[START MATERIAL FOR THIS TASK]
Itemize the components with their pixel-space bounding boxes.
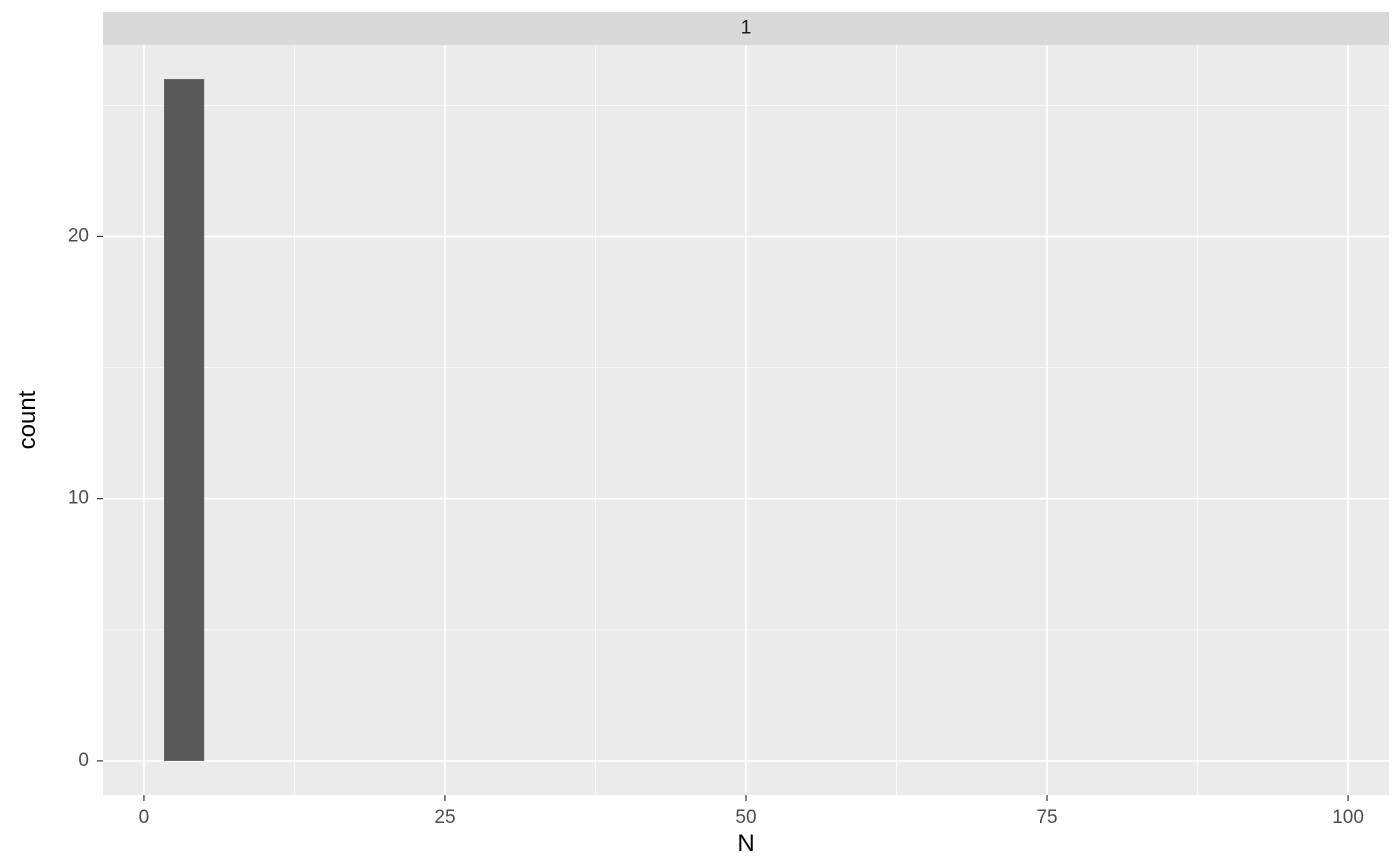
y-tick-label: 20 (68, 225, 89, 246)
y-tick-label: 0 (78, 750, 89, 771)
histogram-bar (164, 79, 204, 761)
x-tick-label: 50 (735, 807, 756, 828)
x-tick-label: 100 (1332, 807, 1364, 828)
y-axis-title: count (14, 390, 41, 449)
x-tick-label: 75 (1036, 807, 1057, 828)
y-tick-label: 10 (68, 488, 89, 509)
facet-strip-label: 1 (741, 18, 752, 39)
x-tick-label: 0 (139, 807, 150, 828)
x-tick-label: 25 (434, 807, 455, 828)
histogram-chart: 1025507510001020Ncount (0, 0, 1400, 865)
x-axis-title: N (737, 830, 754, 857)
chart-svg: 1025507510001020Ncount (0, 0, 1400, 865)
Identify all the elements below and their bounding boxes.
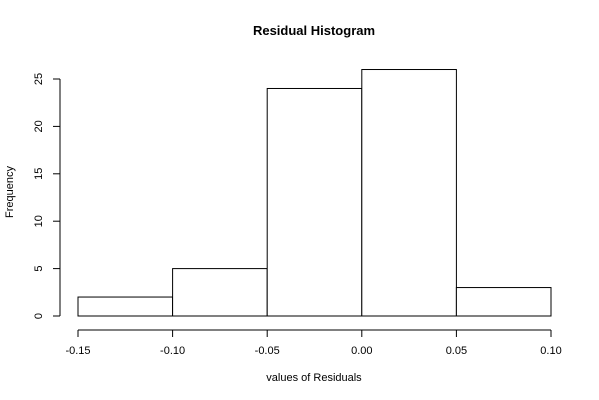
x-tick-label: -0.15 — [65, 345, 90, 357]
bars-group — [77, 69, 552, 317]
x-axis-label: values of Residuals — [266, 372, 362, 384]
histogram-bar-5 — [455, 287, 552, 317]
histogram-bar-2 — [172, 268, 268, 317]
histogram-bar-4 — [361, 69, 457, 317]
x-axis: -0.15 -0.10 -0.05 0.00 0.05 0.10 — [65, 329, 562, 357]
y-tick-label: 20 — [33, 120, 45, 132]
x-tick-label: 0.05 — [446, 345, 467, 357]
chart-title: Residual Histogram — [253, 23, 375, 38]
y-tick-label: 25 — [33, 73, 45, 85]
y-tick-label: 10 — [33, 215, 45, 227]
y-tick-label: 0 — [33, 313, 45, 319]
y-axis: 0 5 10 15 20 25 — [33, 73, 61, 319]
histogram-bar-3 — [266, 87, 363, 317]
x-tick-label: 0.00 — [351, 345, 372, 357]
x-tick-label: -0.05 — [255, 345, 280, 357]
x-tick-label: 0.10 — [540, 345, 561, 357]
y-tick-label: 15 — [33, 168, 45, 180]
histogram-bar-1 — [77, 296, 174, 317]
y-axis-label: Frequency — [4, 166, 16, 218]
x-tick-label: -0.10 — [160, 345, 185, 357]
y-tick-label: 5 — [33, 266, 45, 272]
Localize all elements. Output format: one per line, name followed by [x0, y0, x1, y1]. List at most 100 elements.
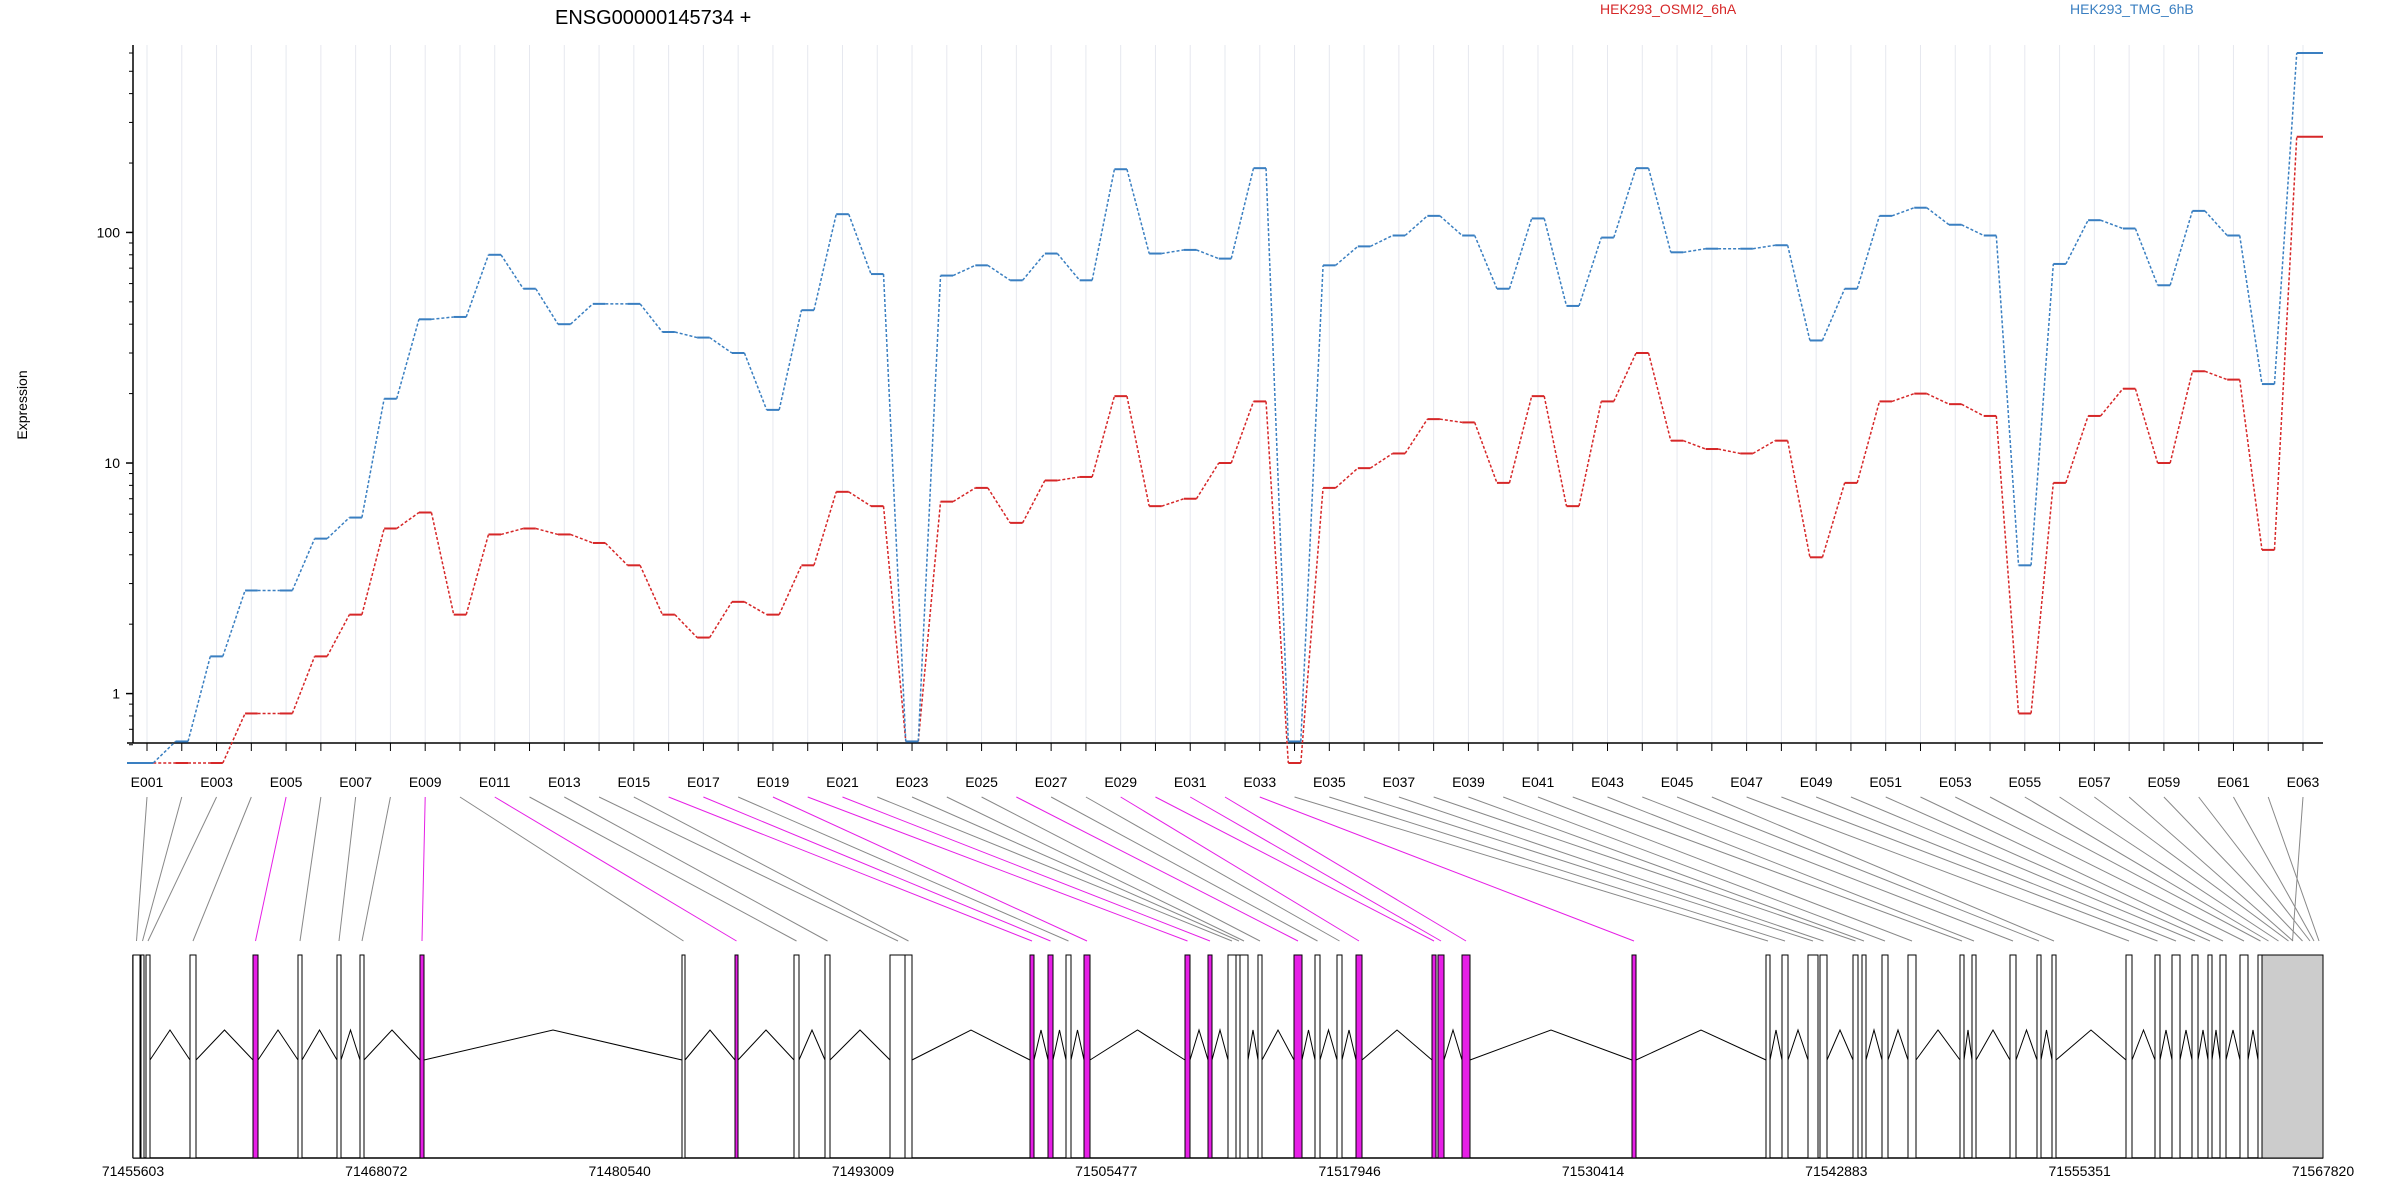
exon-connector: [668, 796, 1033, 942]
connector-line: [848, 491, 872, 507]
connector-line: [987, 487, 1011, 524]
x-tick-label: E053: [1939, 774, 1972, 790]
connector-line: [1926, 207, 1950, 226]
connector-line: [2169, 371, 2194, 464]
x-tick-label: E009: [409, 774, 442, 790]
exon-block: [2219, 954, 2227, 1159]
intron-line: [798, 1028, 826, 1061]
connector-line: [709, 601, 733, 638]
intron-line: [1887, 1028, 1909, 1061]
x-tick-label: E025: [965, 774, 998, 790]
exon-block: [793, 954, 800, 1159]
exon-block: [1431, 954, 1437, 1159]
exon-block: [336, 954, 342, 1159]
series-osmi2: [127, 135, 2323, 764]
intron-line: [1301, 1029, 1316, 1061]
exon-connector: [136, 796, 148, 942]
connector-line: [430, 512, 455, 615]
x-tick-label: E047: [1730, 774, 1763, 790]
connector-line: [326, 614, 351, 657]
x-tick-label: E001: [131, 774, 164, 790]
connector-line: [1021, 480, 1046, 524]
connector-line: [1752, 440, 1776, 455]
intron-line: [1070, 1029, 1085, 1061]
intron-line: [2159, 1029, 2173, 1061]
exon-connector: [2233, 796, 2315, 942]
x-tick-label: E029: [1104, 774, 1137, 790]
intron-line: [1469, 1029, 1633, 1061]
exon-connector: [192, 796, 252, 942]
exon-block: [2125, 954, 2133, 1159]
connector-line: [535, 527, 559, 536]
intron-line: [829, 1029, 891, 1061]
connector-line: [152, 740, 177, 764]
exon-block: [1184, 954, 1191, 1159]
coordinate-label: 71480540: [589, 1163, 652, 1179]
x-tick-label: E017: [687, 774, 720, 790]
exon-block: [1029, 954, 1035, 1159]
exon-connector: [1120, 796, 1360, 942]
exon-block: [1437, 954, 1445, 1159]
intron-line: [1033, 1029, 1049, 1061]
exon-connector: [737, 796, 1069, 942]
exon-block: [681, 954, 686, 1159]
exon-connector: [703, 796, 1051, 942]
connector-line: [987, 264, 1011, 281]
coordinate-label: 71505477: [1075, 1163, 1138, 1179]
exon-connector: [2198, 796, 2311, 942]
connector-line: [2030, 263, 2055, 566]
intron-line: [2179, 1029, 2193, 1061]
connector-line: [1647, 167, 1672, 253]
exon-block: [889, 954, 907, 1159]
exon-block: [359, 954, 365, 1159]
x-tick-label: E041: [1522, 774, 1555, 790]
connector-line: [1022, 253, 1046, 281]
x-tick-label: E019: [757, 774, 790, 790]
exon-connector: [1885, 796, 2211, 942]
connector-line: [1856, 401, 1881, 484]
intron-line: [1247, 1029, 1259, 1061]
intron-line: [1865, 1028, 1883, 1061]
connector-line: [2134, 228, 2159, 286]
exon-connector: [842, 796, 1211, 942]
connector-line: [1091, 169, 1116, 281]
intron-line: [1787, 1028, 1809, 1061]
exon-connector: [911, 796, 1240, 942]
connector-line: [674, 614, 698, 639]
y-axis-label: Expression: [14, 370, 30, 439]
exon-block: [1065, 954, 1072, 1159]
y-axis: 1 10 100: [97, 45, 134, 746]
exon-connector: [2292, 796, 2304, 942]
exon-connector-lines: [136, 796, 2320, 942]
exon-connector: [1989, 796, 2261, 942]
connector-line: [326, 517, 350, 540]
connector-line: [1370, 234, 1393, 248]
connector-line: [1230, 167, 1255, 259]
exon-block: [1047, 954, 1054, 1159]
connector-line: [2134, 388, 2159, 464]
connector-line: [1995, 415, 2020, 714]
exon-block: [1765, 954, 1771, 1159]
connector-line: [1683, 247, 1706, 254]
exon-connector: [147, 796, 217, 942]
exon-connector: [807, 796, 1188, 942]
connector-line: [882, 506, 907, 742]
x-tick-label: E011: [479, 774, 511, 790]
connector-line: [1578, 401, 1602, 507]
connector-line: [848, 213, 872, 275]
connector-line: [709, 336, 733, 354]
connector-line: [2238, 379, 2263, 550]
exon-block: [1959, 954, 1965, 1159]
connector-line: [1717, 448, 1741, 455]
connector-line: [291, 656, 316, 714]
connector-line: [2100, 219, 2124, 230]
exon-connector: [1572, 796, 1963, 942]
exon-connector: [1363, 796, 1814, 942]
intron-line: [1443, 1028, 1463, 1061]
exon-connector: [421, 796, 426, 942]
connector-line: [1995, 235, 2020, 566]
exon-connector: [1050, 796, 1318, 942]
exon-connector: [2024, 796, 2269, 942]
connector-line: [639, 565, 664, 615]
[END MATERIAL FOR THIS TASK]
§ GIVEN INSTRUCTION:
Copy the records word for word from their first line through the line containing "Identify all the", including that line. Leave out the pictures.

§ RESULT:
Itemize the components with their pixel-space bounding boxes.
y-tick-label: 20 (68, 225, 89, 246)
y-tick-label: 0 (78, 750, 89, 771)
histogram-bar (164, 79, 204, 761)
x-tick-label: 50 (735, 807, 756, 828)
x-tick-label: 100 (1332, 807, 1364, 828)
y-axis-title: count (14, 390, 41, 449)
x-tick-label: 75 (1036, 807, 1057, 828)
y-tick-label: 10 (68, 488, 89, 509)
facet-strip-label: 1 (741, 18, 752, 39)
x-tick-label: 0 (139, 807, 150, 828)
x-tick-label: 25 (434, 807, 455, 828)
histogram-chart: 1025507510001020Ncount (0, 0, 1400, 865)
x-axis-title: N (737, 830, 754, 857)
chart-svg: 1025507510001020Ncount (0, 0, 1400, 865)
Identify all the elements below and their bounding boxes.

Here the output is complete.